### WHAT YOU HAVE TO DO
In the data below, find each line containing the string "from" and return it.

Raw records
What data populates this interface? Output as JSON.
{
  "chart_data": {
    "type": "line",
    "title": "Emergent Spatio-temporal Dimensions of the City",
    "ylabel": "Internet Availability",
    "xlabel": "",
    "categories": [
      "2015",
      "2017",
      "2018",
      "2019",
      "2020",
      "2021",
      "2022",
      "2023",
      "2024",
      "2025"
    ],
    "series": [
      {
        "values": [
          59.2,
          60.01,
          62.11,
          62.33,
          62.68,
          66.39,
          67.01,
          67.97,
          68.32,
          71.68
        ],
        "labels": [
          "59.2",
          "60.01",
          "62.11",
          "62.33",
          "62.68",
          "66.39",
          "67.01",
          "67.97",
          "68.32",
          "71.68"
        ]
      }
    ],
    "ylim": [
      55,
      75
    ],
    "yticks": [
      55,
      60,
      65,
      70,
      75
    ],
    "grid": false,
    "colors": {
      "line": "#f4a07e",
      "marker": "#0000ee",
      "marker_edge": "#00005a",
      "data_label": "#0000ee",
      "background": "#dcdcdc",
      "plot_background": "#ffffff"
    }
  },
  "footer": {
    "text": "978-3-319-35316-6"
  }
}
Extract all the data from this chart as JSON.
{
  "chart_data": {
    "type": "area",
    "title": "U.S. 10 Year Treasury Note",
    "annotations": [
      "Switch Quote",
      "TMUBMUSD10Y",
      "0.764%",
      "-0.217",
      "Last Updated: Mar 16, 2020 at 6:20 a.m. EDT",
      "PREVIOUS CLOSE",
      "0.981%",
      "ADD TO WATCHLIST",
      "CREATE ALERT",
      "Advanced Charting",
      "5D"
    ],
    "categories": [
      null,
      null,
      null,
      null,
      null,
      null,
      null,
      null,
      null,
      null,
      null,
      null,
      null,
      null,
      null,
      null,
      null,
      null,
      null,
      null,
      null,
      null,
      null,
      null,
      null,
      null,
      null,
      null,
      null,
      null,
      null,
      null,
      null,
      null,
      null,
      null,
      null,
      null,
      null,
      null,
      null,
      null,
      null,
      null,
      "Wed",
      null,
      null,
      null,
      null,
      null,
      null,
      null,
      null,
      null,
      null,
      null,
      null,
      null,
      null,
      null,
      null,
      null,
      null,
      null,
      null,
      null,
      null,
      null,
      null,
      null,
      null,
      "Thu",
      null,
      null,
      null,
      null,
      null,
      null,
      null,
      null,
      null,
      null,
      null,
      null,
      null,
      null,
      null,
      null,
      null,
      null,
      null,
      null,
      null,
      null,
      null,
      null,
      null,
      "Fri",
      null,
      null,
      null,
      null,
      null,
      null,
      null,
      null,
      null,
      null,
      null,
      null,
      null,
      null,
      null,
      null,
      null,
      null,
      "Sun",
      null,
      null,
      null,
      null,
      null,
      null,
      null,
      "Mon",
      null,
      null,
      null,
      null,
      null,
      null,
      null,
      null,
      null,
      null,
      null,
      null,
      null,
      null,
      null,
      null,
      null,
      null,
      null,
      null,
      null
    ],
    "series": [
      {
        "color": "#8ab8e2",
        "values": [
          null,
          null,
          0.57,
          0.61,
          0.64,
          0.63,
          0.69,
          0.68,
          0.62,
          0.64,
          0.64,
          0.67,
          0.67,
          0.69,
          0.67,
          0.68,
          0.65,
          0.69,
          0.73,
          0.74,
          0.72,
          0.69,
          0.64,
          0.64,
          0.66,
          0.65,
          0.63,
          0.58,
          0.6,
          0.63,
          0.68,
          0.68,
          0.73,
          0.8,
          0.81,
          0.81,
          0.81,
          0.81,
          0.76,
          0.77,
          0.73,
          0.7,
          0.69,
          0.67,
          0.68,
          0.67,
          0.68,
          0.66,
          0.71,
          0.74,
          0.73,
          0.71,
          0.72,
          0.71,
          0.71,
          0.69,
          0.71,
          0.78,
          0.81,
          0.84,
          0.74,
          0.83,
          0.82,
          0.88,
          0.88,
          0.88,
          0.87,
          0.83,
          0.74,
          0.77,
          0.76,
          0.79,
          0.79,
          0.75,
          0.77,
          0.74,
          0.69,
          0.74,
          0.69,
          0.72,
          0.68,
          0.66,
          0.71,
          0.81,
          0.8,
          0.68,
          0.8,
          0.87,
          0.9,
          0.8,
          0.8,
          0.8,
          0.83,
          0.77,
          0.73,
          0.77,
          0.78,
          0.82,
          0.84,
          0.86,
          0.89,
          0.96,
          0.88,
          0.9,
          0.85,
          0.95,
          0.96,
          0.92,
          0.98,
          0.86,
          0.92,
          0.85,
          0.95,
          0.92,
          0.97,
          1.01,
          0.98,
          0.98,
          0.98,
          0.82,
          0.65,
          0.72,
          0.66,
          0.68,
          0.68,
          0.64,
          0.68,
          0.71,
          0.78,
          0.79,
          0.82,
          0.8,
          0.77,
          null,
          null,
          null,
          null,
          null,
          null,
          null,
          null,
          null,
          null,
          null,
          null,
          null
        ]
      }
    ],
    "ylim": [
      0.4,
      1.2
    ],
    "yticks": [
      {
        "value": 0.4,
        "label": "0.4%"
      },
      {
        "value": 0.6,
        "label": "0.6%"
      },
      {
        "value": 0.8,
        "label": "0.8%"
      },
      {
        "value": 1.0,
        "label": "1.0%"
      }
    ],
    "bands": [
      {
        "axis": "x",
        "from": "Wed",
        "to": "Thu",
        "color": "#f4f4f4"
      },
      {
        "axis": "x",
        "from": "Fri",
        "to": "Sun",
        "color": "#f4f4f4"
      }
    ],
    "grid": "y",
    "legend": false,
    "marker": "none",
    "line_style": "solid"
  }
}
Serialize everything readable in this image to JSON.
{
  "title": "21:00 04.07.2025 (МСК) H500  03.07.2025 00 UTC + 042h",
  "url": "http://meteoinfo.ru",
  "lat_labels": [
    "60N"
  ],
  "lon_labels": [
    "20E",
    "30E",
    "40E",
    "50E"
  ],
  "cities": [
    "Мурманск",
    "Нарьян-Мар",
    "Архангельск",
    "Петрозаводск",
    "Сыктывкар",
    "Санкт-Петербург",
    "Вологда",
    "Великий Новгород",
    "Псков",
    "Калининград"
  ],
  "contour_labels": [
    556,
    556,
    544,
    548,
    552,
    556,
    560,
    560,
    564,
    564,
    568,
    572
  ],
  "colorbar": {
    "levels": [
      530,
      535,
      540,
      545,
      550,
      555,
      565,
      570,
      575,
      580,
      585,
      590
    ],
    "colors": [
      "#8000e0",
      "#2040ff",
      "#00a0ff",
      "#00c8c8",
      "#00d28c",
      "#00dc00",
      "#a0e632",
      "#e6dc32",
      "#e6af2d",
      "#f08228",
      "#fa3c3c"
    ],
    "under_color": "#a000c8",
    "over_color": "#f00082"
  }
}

### SOLUTION
Extract all the data from this chart as JSON.
        "from": "Wed",
        "from": "Fri",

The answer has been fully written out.